[Short problem] Only the pictures are left out: repeat the rest of the entries exactly.

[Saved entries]
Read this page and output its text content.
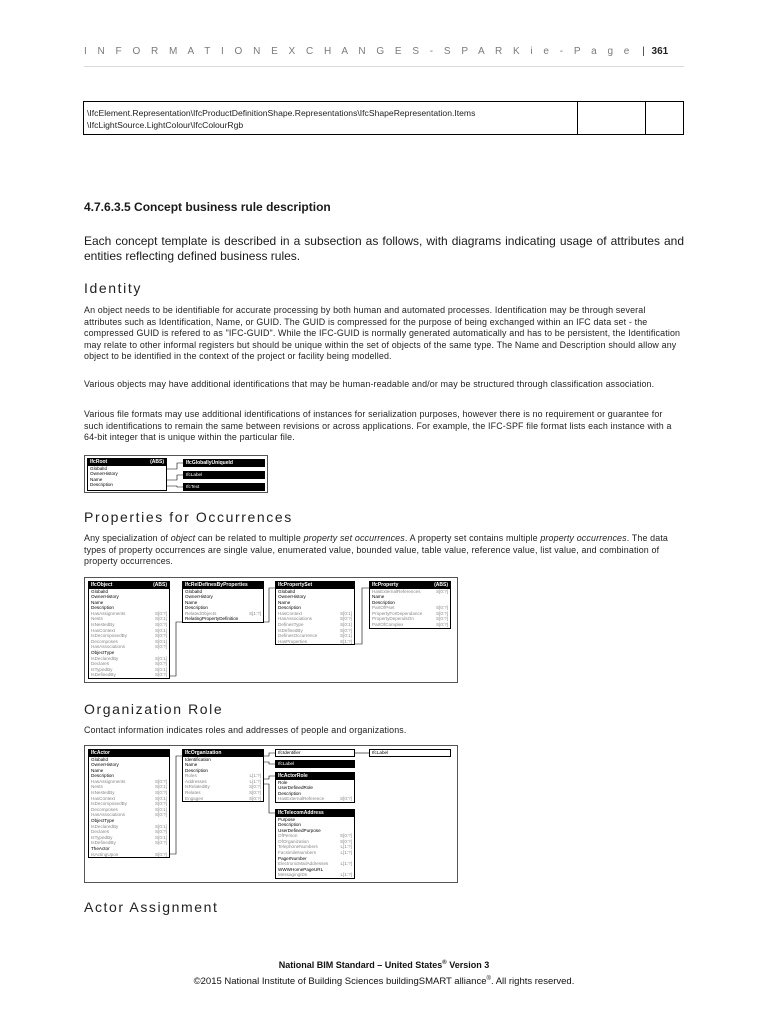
I N F O R M A T I O N E X C H A N G E S - S P A R K i e - P a g e | 361
\IfcElement.Representation\IfcProductDefinitionShape.Representations\IfcShapeRepresentation.Items
\IfcLightSource.LightColour\IfcColourRgb
4.7.6.3.5 Concept business rule description
Each concept template is described in a subsection as follows, with diagrams indicating usage of attributes and entities reflecting defined business rules.
Identity
An object needs to be identifiable for accurate processing by both human and automated processes. Identification may be through several attributes such as Identification, Name, or GUID. The GUID is compressed for the purpose of being exchanged within an IFC data set - the compressed GUID is refered to as "IFC-GUID". While the IFC-GUID is normally generated automatically and has to be persistent, the Identification may relate to other informal registers but should be unique within the set of objects of the same type. The Name and Description should allow any object to be identified in the context of the project or facility being modelled.
Various objects may have additional identifications that may be human-readable and/or may be structured through classification association.
Various file formats may use additional identifications of instances for serialization purposes, however there is no requirement or guarantee for such identifications to remain the same between revisions or across applications. For example, the IFC-SPF file format lists each instance with a 64-bit integer that is unique within the particular file.
IfcRoot	(ABS)
GlobalId
OwnerHistory
Name
Description
IfcGloballyUniqueId
IfcLabel
IfcText
Properties for Occurrences
Any specialization of object can be related to multiple property set occurrences. A property set contains multiple property occurrences. The data types of property occurrences are single value, enumerated value, bounded value, table value, reference value, list value, and combination of property occurrences.
IfcObject	(ABS)
GlobalId
OwnerHistory
Name
Description
HasAssignments	S[0:?]
Nests	S[0:1]
IsNestedBy	S[0:?]
HasContext	S[0:1]
IsDecomposedBy	S[0:?]
Decomposes	S[0:1]
HasAssociations	S[0:?]
ObjectType
IsDeclaredBy	S[0:1]
Declares	S[0:?]
IsTypedBy	S[0:1]
IsDefinedBy	S[0:?]
IfcRelDefinesByProperties
GlobalId
OwnerHistory
Name
Description
RelatedObjects	S[1:?]
RelatingPropertyDefinition
IfcPropertySet
GlobalId
OwnerHistory
Name
Description
HasContext	S[0:1]
HasAssociations	S[0:?]
DefinesType	S[0:1]
IsDefinedBy	S[0:?]
DefinesOccurrence	S[0:1]
HasProperties	S[1:?]
IfcProperty	(ABS)
HasExternalReferences	S[0:?]
Name
Description
PartOfPset	S[0:?]
PropertyForDependance	S[0:?]
PropertyDependsOn	S[0:?]
PartOfComplex	S[0:?]
Organization Role
Contact information indicates roles and addresses of people and organizations.
IfcActor
GlobalId
OwnerHistory
Name
Description
HasAssignments	S[0:?]
Nests	S[0:1]
IsNestedBy	S[0:?]
HasContext	S[0:1]
IsDecomposedBy	S[0:?]
Decomposes	S[0:1]
HasAssociations	S[0:?]
ObjectType
IsDeclaredBy	S[0:1]
Declares	S[0:?]
IsTypedBy	S[0:1]
IsDefinedBy	S[0:?]
TheActor
IsActingUpon	S[0:?]
IfcOrganization
Identification
Name
Description
Roles	L[1:?]
Addresses	L[1:?]
IsRelatedBy	S[0:?]
Relates	S[0:?]
Engages	S[0:?]
IfcIdentifier	IfcLabel
IfcLabel
IfcActorRole
Role
UserDefinedRole
Description
HasExternalReference	S[0:?]
IfcTelecomAddress
Purpose
Description
UserDefinedPurpose
OfPerson	S[0:?]
OfOrganization	S[0:?]
TelephoneNumbers	L[1:?]
FacsimileNumbers	L[1:?]
PagerNumber
ElectronicMailAddresses	L[1:?]
WWWHomePageURL
MessagingIDs	L[1:?]
Actor Assignment
National BIM Standard – United States® Version 3
©2015 National Institute of Building Sciences buildingSMART alliance®. All rights reserved.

[Result of this exercise]
Read this page and output its text content.
I N F O R M A T I O N E X C H A N G E S - S P A R K i e - P a g e | 361
\IfcElement.Representation\IfcProductDefinitionShape.Representations\IfcShapeRepresentation.Items
\IfcLightSource.LightColour\IfcColourRgb
4.7.6.3.5 Concept business rule description
Each concept template is described in a subsection as follows, with diagrams indicating usage of attributes and entities reflecting defined business rules.
Identity
An object needs to be identifiable for accurate processing by both human and automated processes. Identification may be through several attributes such as Identification, Name, or GUID. The GUID is compressed for the purpose of being exchanged within an IFC data set - the compressed GUID is refered to as "IFC-GUID". While the IFC-GUID is normally generated automatically and has to be persistent, the Identification may relate to other informal registers but should be unique within the set of objects of the same type. The Name and Description should allow any object to be identified in the context of the project or facility being modelled.
Various objects may have additional identifications that may be human-readable and/or may be structured through classification association.
Various file formats may use additional identifications of instances for serialization purposes, however there is no requirement or guarantee for such identifications to remain the same between revisions or across applications. For example, the IFC-SPF file format lists each instance with a 64-bit integer that is unique within the particular file.
IfcRoot	(ABS)
GlobalId
OwnerHistory
Name
Description
IfcGloballyUniqueId
IfcLabel
IfcText
Properties for Occurrences
Any specialization of object can be related to multiple property set occurrences. A property set contains multiple property occurrences. The data types of property occurrences are single value, enumerated value, bounded value, table value, reference value, list value, and combination of property occurrences.
IfcObject	(ABS)
GlobalId
OwnerHistory
Name
Description
HasAssignments	S[0:?]
Nests	S[0:1]
IsNestedBy	S[0:?]
HasContext	S[0:1]
IsDecomposedBy	S[0:?]
Decomposes	S[0:1]
HasAssociations	S[0:?]
ObjectType
IsDeclaredBy	S[0:1]
Declares	S[0:?]
IsTypedBy	S[0:1]
IsDefinedBy	S[0:?]
IfcRelDefinesByProperties
GlobalId
OwnerHistory
Name
Description
RelatedObjects	S[1:?]
RelatingPropertyDefinition
IfcPropertySet
GlobalId
OwnerHistory
Name
Description
HasContext	S[0:1]
HasAssociations	S[0:?]
DefinesType	S[0:1]
IsDefinedBy	S[0:?]
DefinesOccurrence	S[0:1]
HasProperties	S[1:?]
IfcProperty	(ABS)
HasExternalReferences	S[0:?]
Name
Description
PartOfPset	S[0:?]
PropertyForDependance	S[0:?]
PropertyDependsOn	S[0:?]
PartOfComplex	S[0:?]
Organization Role
Contact information indicates roles and addresses of people and organizations.
IfcActor
GlobalId
OwnerHistory
Name
Description
HasAssignments	S[0:?]
Nests	S[0:1]
IsNestedBy	S[0:?]
HasContext	S[0:1]
IsDecomposedBy	S[0:?]
Decomposes	S[0:1]
HasAssociations	S[0:?]
ObjectType
IsDeclaredBy	S[0:1]
Declares	S[0:?]
IsTypedBy	S[0:1]
IsDefinedBy	S[0:?]
TheActor
IsActingUpon	S[0:?]
IfcOrganization
Identification
Name
Description
Roles	L[1:?]
Addresses	L[1:?]
IsRelatedBy	S[0:?]
Relates	S[0:?]
Engages	S[0:?]
IfcIdentifier	IfcLabel
IfcLabel
IfcActorRole
Role
UserDefinedRole
Description
HasExternalReference	S[0:?]
IfcTelecomAddress
Purpose
Description
UserDefinedPurpose
OfPerson	S[0:?]
OfOrganization	S[0:?]
TelephoneNumbers	L[1:?]
FacsimileNumbers	L[1:?]
PagerNumber
ElectronicMailAddresses	L[1:?]
WWWHomePageURL
MessagingIDs	L[1:?]
Actor Assignment
National BIM Standard – United States® Version 3
©2015 National Institute of Building Sciences buildingSMART alliance®. All rights reserved.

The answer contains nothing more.